#### [WORK TO COMPLETE]
Continue the discussion comparing e-learning with lecture-based EBM teaching from the point where it ends.
Segment Start: SOURCE TEXT
The main findings of our study showed that both teaching approaches lead to improvement in basic EBM knowledge. The clinically integrated e-learning course produced slightly better scores compared to the classical teaching approach; however, this difference did not reach statistical significance. Attitudinal gains did not differ between the groups. Although further evidence is needed, one could hypothesize that equivalent performance of the e-learning compared to the lecture based EBM course justifies its implementation from an economic point of view.

While previous research has shown that computer based EBM teaching is equivalent to face-to-face teaching, [12] there has been a lack of studies evaluating educational provision in the workplace via e-learning fitted around doctors' daily practice. A previous study in complementary and allied health had shown that a tailor-made web-based learning experience in EBM was educationally useful, but this was not a randomised evaluation. [13] Contamination of members of the control group in an individual randomised trial tends to shift their outcome in the same direction as the outcome in the intervention group. Thus the effectiveness of the intervention, estimated as the ratio or difference between intervention and control groups, tends to be underestimated biasing trial results towards the null. [8] We used a cluster design that eliminated contamination and employed previously validated and pre-tested tools for outcome measures, thus increasing the validity of our results.

Several issues may raise concern about the interpretation of our findings. Trainees in both groups showed high baseline knowledge for all modules, which left only a small room for improvement in the scores. The pre course scores may have been high due to a pre-existing EBM culture within the participating sites. The modest sample size may have contributed to a limitation in statistical power to detect a small improvement in knowledge between the groups. A small proportion in both groups had shown lower scores post course compared to pre course, but such an observation has also been made in other studies [14] and might be attributed to cognitive test anxiety. [15] Post-course knowledge assessments had been conducted immediately after the lectures in the control group. This may have put the intervention group at a disadvantage as delayed and unsupervised knowledge assessment may have influenced the outcome adversely. Despite these concerns, on average, the intervention group had a tendency towards better performance. We are therefore confident that our findings merit consideration.
Segment End: SOURCE TEXT
Segment Start: DATA LISTING
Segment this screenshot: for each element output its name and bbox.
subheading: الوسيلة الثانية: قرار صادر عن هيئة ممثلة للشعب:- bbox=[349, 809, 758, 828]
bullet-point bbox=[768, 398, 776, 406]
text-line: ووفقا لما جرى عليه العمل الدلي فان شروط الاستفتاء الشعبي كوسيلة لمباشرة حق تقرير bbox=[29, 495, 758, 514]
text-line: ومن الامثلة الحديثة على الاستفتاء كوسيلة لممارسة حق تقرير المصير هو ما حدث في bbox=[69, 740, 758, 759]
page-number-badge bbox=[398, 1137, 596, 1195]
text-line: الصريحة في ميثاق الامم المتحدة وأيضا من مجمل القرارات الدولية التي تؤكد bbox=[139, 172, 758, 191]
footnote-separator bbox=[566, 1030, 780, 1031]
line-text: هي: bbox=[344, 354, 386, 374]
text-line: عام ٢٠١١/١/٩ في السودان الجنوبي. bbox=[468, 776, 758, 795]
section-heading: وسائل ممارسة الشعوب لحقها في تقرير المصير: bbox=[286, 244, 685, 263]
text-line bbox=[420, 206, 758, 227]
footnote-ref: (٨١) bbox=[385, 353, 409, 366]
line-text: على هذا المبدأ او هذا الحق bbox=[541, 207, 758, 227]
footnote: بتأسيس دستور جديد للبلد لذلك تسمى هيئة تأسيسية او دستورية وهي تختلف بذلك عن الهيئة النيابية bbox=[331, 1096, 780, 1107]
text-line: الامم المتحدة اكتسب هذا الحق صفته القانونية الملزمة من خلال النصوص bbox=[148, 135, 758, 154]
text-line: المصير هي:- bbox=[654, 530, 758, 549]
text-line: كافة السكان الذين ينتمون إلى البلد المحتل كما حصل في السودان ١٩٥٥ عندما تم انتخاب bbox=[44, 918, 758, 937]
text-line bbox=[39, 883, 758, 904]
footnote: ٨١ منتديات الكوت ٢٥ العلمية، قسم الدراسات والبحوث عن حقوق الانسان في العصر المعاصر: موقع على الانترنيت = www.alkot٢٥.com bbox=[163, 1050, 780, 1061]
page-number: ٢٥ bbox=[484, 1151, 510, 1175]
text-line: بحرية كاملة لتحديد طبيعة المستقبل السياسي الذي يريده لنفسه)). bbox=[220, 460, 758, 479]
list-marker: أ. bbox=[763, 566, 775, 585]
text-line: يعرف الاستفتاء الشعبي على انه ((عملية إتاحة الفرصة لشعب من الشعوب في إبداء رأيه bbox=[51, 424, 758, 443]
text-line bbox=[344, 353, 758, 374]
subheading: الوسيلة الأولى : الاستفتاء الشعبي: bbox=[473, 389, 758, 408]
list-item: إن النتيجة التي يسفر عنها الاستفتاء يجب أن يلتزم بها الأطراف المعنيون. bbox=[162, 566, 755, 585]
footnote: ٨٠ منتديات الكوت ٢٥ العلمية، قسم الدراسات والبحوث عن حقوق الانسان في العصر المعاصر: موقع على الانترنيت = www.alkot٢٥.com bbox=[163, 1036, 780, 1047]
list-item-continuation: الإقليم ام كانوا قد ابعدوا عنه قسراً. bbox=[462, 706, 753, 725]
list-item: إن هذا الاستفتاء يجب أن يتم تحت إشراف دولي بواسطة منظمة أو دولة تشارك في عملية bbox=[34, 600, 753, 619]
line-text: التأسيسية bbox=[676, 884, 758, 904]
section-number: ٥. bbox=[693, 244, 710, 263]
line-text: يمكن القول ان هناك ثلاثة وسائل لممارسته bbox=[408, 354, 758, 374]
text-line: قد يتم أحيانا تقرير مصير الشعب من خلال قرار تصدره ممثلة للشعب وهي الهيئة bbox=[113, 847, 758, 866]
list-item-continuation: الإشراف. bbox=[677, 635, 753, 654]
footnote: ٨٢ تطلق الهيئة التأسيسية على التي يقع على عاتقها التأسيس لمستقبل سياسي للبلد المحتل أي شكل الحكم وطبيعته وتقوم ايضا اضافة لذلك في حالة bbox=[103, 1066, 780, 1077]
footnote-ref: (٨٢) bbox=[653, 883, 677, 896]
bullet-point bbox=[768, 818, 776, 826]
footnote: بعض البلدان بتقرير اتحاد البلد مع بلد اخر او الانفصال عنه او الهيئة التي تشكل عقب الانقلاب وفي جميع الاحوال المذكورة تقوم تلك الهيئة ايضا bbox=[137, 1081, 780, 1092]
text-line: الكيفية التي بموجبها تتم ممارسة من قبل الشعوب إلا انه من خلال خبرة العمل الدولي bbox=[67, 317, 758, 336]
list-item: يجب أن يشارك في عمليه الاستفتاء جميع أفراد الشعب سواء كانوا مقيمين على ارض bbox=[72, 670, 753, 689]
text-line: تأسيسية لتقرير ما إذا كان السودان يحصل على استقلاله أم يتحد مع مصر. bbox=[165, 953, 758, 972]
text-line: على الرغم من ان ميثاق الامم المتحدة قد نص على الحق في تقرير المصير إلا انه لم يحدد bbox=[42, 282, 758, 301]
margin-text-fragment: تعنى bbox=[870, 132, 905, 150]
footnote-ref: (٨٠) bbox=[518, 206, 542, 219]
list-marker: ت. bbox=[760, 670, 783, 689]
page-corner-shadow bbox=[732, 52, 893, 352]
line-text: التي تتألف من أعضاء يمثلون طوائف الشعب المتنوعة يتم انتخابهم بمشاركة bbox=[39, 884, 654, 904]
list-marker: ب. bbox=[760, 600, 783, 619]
Segment End: DATA LISTING
#### [RESULT OF THE TASK]
Previous studies have shown the value of computer based learning. [12, 1618] Since the costs of delivering e-learning courses after initial investment are small, this may also provide a less costly solution for EBM training than lecture based courses. Moreover, e-learning allows for independent and flexible study, with the possibility of a standardised provision that can be easily updated. The trial's generalisability may be considered limited as participating centres were all obstetrics and gynaecology departments. However, the results of the pilot testing conducted in different medical departments in Switzerland showed that the course was adaptable to different medical specialties. This was further reinforcement of the finding of adaptability across languages and settings in our earlier study. [5]

Conclusion

We conclude that the clinically integrated e-learning course for basic EBM proved to be at least as effective as a conventional lecture based course and merits consideration for incorporation in on-the-job training for just-in-time learning. Further research should address changes in behaviour after long term follow-up.